◆ **Exercise instructions**: Produce a verbatim copy of the entries listed below.
-- BEGIN --
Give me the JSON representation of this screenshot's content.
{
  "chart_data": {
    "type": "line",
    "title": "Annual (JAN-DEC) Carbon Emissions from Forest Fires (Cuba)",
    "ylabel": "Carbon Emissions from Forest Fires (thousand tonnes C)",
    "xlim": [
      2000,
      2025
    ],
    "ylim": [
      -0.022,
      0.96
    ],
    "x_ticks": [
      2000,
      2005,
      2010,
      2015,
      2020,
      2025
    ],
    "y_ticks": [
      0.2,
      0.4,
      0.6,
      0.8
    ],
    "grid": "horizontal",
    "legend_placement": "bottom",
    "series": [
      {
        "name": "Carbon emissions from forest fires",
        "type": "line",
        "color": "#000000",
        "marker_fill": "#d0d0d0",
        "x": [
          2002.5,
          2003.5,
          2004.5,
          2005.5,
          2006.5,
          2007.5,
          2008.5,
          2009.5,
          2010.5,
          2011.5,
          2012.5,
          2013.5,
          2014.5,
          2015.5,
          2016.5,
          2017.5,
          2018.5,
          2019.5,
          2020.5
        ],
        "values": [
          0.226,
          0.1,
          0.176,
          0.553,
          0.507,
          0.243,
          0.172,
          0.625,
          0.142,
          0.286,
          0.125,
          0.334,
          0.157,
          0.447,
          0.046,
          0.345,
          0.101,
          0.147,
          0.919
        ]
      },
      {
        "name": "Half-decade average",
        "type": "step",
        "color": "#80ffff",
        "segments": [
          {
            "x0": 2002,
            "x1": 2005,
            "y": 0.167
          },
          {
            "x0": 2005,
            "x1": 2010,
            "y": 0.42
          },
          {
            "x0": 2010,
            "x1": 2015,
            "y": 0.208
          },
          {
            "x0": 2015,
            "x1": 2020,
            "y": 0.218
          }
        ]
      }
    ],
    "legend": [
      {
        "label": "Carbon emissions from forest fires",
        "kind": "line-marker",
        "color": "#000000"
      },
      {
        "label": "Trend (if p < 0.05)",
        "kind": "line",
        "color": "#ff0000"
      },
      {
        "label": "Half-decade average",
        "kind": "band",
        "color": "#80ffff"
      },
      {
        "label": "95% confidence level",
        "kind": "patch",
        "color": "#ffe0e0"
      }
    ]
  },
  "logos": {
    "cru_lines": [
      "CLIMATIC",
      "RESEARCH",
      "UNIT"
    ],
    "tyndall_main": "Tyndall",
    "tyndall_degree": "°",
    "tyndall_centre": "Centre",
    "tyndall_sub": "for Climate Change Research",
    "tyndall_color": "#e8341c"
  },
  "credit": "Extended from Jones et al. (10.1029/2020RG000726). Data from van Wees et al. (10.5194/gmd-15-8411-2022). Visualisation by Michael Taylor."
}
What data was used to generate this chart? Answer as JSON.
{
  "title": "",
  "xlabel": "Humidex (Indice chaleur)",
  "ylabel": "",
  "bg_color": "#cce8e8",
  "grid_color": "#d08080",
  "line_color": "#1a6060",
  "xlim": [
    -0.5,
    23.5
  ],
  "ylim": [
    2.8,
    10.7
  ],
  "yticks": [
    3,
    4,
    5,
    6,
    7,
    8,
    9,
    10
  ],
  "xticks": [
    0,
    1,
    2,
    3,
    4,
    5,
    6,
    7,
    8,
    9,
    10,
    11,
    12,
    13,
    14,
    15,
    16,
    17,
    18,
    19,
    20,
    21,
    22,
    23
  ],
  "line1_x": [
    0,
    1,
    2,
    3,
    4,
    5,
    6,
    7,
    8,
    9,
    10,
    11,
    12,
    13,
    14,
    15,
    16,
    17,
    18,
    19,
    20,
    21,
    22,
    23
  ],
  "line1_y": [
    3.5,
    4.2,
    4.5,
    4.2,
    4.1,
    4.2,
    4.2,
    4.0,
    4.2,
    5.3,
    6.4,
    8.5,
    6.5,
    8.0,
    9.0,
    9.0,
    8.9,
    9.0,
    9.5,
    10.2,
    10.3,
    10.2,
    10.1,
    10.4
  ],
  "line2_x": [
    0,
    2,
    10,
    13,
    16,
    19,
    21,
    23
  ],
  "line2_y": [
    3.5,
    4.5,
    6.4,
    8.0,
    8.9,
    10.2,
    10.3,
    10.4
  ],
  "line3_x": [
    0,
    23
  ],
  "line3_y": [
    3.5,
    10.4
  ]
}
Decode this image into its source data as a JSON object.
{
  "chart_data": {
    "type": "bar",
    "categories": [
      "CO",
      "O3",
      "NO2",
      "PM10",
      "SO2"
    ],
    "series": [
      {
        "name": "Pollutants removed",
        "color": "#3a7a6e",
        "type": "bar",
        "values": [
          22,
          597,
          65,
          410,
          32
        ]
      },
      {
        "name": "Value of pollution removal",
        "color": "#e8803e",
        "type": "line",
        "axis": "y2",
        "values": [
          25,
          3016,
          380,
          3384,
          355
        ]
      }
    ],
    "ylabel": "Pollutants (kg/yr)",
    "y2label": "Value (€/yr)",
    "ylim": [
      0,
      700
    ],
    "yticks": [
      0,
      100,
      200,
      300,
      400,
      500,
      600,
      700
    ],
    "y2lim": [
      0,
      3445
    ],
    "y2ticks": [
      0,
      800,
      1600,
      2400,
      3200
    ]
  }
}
-- END --
◆ **Result of the task**:
Give me the JSON representation of this screenshot's content.
{
  "chart_data": {
    "type": "line",
    "title": "Annual (JAN-DEC) Carbon Emissions from Forest Fires (Cuba)",
    "ylabel": "Carbon Emissions from Forest Fires (thousand tonnes C)",
    "xlim": [
      2000,
      2025
    ],
    "ylim": [
      -0.022,
      0.96
    ],
    "x_ticks": [
      2000,
      2005,
      2010,
      2015,
      2020,
      2025
    ],
    "y_ticks": [
      0.2,
      0.4,
      0.6,
      0.8
    ],
    "grid": "horizontal",
    "legend_placement": "bottom",
    "series": [
      {
        "name": "Carbon emissions from forest fires",
        "type": "line",
        "color": "#000000",
        "marker_fill": "#d0d0d0",
        "x": [
          2002.5,
          2003.5,
          2004.5,
          2005.5,
          2006.5,
          2007.5,
          2008.5,
          2009.5,
          2010.5,
          2011.5,
          2012.5,
          2013.5,
          2014.5,
          2015.5,
          2016.5,
          2017.5,
          2018.5,
          2019.5,
          2020.5
        ],
        "values": [
          0.226,
          0.1,
          0.176,
          0.553,
          0.507,
          0.243,
          0.172,
          0.625,
          0.142,
          0.286,
          0.125,
          0.334,
          0.157,
          0.447,
          0.046,
          0.345,
          0.101,
          0.147,
          0.919
        ]
      },
      {
        "name": "Half-decade average",
        "type": "step",
        "color": "#80ffff",
        "segments": [
          {
            "x0": 2002,
            "x1": 2005,
            "y": 0.167
          },
          {
            "x0": 2005,
            "x1": 2010,
            "y": 0.42
          },
          {
            "x0": 2010,
            "x1": 2015,
            "y": 0.208
          },
          {
            "x0": 2015,
            "x1": 2020,
            "y": 0.218
          }
        ]
      }
    ],
    "legend": [
      {
        "label": "Carbon emissions from forest fires",
        "kind": "line-marker",
        "color": "#000000"
      },
      {
        "label": "Trend (if p < 0.05)",
        "kind": "line",
        "color": "#ff0000"
      },
      {
        "label": "Half-decade average",
        "kind": "band",
        "color": "#80ffff"
      },
      {
        "label": "95% confidence level",
        "kind": "patch",
        "color": "#ffe0e0"
      }
    ]
  },
  "logos": {
    "cru_lines": [
      "CLIMATIC",
      "RESEARCH",
      "UNIT"
    ],
    "tyndall_main": "Tyndall",
    "tyndall_degree": "°",
    "tyndall_centre": "Centre",
    "tyndall_sub": "for Climate Change Research",
    "tyndall_color": "#e8341c"
  },
  "credit": "Extended from Jones et al. (10.1029/2020RG000726). Data from van Wees et al. (10.5194/gmd-15-8411-2022). Visualisation by Michael Taylor."
}
What data was used to generate this chart? Answer as JSON.
{
  "title": "",
  "xlabel": "Humidex (Indice chaleur)",
  "ylabel": "",
  "bg_color": "#cce8e8",
  "grid_color": "#d08080",
  "line_color": "#1a6060",
  "xlim": [
    -0.5,
    23.5
  ],
  "ylim": [
    2.8,
    10.7
  ],
  "yticks": [
    3,
    4,
    5,
    6,
    7,
    8,
    9,
    10
  ],
  "xticks": [
    0,
    1,
    2,
    3,
    4,
    5,
    6,
    7,
    8,
    9,
    10,
    11,
    12,
    13,
    14,
    15,
    16,
    17,
    18,
    19,
    20,
    21,
    22,
    23
  ],
  "line1_x": [
    0,
    1,
    2,
    3,
    4,
    5,
    6,
    7,
    8,
    9,
    10,
    11,
    12,
    13,
    14,
    15,
    16,
    17,
    18,
    19,
    20,
    21,
    22,
    23
  ],
  "line1_y": [
    3.5,
    4.2,
    4.5,
    4.2,
    4.1,
    4.2,
    4.2,
    4.0,
    4.2,
    5.3,
    6.4,
    8.5,
    6.5,
    8.0,
    9.0,
    9.0,
    8.9,
    9.0,
    9.5,
    10.2,
    10.3,
    10.2,
    10.1,
    10.4
  ],
  "line2_x": [
    0,
    2,
    10,
    13,
    16,
    19,
    21,
    23
  ],
  "line2_y": [
    3.5,
    4.5,
    6.4,
    8.0,
    8.9,
    10.2,
    10.3,
    10.4
  ],
  "line3_x": [
    0,
    23
  ],
  "line3_y": [
    3.5,
    10.4
  ]
}
Decode this image into its source data as a JSON object.
{
  "chart_data": {
    "type": "bar",
    "categories": [
      "CO",
      "O3",
      "NO2",
      "PM10",
      "SO2"
    ],
    "series": [
      {
        "name": "Pollutants removed",
        "color": "#3a7a6e",
        "type": "bar",
        "values": [
          22,
          597,
          65,
          410,
          32
        ]
      },
      {
        "name": "Value of pollution removal",
        "color": "#e8803e",
        "type": "line",
        "axis": "y2",
        "values": [
          25,
          3016,
          380,
          3384,
          355
        ]
      }
    ],
    "ylabel": "Pollutants (kg/yr)",
    "y2label": "Value (€/yr)",
    "ylim": [
      0,
      700
    ],
    "yticks": [
      0,
      100,
      200,
      300,
      400,
      500,
      600,
      700
    ],
    "y2lim": [
      0,
      3445
    ],
    "y2ticks": [
      0,
      800,
      1600,
      2400,
      3200
    ]
  }
}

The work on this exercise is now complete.